- **Exercise task**: Tally each line where the word "screenshot" occurs, then give only the total.

- **Supplied entries**:

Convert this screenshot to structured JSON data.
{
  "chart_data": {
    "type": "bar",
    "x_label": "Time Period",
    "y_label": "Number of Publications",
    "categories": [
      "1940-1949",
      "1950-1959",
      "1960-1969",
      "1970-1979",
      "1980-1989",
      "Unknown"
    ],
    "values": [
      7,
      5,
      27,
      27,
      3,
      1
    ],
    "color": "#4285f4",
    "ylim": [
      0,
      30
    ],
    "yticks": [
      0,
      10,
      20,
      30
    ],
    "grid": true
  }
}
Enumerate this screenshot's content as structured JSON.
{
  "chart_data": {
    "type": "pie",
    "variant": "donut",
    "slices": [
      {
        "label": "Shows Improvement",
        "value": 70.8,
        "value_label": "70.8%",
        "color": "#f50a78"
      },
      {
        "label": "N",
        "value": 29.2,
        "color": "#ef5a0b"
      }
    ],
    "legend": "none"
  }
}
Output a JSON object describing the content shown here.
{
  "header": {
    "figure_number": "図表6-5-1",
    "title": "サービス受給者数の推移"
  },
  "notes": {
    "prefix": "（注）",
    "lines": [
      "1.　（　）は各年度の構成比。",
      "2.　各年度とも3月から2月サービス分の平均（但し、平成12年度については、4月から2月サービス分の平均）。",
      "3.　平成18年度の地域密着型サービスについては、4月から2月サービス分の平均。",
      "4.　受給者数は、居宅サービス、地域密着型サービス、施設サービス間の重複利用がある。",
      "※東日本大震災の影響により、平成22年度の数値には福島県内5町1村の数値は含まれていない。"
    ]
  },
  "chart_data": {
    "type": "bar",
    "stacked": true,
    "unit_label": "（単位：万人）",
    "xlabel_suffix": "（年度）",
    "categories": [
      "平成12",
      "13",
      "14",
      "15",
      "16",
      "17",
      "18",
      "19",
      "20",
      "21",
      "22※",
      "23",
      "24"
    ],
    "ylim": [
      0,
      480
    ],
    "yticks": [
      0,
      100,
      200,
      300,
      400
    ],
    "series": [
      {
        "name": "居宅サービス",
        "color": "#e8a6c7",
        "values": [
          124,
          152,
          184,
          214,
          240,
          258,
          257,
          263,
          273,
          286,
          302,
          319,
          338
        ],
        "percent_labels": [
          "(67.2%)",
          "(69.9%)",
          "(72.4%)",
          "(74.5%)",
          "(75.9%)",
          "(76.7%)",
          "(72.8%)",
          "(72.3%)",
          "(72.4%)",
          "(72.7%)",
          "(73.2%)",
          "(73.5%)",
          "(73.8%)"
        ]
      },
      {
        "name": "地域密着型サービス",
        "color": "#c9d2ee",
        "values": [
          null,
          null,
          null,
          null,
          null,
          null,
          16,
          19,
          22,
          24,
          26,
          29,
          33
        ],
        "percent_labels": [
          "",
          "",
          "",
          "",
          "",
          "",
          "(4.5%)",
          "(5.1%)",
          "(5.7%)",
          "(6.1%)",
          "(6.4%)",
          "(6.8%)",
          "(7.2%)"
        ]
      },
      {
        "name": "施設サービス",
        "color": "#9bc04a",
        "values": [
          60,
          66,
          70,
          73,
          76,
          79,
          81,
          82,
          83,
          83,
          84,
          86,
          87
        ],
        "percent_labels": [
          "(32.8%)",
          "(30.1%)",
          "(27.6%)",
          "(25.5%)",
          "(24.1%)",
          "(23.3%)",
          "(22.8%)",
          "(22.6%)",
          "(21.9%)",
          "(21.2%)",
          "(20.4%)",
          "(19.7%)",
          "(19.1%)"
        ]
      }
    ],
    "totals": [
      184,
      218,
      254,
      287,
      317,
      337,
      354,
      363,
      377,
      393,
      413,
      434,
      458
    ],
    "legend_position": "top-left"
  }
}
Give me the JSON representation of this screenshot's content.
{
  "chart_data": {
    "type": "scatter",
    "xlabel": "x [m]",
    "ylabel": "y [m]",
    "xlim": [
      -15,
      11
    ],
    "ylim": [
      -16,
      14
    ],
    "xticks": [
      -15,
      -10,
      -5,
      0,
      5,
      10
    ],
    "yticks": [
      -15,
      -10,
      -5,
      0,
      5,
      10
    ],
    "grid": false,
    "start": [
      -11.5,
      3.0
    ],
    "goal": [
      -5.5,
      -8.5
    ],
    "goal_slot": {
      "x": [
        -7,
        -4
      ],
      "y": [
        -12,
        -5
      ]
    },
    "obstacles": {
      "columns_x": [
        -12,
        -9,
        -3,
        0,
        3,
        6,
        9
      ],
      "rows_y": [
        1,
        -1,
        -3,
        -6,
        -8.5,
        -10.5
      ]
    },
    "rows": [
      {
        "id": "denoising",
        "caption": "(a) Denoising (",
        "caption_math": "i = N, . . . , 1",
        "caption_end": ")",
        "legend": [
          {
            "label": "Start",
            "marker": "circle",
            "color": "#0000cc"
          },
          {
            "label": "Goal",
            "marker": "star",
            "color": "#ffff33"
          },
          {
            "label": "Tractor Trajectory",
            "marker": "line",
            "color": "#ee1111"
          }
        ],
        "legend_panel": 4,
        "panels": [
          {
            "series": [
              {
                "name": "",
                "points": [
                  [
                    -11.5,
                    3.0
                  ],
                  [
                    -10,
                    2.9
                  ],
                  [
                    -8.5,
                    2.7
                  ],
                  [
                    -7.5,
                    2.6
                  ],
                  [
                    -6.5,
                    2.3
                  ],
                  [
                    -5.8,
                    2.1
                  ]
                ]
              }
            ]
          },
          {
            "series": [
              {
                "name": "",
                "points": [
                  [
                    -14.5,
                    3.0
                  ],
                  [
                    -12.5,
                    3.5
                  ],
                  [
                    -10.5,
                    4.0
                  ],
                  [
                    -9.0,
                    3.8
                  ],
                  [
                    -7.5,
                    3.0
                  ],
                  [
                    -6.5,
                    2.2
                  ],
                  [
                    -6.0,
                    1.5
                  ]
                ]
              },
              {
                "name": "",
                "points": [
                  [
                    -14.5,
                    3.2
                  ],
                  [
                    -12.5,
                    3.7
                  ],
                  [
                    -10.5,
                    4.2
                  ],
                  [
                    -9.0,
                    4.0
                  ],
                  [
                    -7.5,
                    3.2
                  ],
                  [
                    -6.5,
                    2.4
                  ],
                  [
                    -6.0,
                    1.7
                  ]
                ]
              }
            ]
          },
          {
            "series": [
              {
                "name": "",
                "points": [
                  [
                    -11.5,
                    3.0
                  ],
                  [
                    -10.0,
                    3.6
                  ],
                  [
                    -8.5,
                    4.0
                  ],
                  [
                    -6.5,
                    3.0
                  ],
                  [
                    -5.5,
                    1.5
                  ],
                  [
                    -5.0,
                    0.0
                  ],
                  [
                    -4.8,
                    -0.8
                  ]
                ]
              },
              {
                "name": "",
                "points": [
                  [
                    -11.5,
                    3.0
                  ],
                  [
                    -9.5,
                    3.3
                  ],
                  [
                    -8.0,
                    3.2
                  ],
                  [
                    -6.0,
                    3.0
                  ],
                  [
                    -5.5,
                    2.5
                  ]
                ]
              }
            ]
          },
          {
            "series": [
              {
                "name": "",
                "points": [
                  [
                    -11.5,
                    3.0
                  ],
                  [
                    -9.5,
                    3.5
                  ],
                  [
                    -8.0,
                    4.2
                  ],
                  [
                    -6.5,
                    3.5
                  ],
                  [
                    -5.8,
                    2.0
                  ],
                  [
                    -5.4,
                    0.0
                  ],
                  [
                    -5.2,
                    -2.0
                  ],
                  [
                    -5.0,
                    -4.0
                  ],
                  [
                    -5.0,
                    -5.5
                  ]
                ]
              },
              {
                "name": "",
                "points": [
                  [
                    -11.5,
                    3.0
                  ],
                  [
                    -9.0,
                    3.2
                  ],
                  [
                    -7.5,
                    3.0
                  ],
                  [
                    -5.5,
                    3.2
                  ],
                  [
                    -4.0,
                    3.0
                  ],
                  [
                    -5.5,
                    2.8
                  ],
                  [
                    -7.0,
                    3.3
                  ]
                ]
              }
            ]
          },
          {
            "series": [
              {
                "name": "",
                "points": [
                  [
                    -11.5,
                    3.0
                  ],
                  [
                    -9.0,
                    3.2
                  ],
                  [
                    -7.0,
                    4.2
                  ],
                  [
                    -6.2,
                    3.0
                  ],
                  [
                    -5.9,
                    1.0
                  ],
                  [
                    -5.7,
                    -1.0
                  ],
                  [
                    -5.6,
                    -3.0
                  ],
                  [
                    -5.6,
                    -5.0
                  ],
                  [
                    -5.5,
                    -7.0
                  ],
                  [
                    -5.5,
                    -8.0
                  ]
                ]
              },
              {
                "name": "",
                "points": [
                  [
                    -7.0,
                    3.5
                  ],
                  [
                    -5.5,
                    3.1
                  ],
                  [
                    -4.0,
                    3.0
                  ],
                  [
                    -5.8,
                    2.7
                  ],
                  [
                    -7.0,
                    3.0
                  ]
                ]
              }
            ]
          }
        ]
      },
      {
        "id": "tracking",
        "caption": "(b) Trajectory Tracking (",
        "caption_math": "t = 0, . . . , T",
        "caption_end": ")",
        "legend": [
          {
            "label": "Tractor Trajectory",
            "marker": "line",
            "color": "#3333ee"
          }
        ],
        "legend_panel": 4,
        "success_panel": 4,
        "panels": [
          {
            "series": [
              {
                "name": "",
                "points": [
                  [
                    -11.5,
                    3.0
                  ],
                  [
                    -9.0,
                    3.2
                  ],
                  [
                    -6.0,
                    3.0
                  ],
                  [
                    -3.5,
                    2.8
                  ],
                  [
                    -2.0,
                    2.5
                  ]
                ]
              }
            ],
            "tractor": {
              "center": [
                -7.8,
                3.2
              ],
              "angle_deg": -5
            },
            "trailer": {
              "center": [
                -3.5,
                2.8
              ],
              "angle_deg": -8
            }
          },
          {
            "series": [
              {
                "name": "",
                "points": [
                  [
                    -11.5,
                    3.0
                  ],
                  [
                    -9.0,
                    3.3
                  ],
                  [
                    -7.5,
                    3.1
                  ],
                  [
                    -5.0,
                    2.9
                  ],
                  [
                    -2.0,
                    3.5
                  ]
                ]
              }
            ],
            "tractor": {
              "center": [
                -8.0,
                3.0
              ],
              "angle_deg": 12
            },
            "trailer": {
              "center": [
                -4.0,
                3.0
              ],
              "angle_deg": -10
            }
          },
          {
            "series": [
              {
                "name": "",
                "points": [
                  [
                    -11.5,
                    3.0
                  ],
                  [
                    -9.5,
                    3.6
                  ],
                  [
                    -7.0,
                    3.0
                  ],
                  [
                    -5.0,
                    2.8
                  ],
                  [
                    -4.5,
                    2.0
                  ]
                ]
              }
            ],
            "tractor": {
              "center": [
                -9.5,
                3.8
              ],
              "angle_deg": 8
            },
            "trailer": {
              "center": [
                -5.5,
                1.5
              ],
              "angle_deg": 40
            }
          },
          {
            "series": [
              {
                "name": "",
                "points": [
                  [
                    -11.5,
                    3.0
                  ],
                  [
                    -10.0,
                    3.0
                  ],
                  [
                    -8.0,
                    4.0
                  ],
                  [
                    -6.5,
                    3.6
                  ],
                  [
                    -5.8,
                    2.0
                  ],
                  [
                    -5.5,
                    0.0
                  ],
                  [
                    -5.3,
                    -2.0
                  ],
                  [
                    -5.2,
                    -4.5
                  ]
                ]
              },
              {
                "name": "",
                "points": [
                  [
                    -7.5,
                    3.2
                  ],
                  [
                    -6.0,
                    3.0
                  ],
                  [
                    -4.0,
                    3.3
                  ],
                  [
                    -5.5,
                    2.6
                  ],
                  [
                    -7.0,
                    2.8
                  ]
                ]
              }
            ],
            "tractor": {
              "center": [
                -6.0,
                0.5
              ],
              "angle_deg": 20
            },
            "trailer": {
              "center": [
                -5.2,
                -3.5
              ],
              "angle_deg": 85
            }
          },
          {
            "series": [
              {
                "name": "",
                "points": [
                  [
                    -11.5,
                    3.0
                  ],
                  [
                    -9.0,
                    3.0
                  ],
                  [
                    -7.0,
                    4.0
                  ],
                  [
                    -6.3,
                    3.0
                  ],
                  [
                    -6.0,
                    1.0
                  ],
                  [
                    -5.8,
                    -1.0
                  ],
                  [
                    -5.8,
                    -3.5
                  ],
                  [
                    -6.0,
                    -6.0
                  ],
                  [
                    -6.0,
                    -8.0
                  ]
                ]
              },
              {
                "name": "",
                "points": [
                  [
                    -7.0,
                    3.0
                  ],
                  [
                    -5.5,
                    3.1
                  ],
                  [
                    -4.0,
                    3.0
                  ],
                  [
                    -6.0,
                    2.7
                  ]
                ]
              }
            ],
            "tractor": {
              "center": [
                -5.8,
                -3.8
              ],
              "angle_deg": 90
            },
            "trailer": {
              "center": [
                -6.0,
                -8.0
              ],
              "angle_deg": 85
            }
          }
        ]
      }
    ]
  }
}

- **Solution**: 3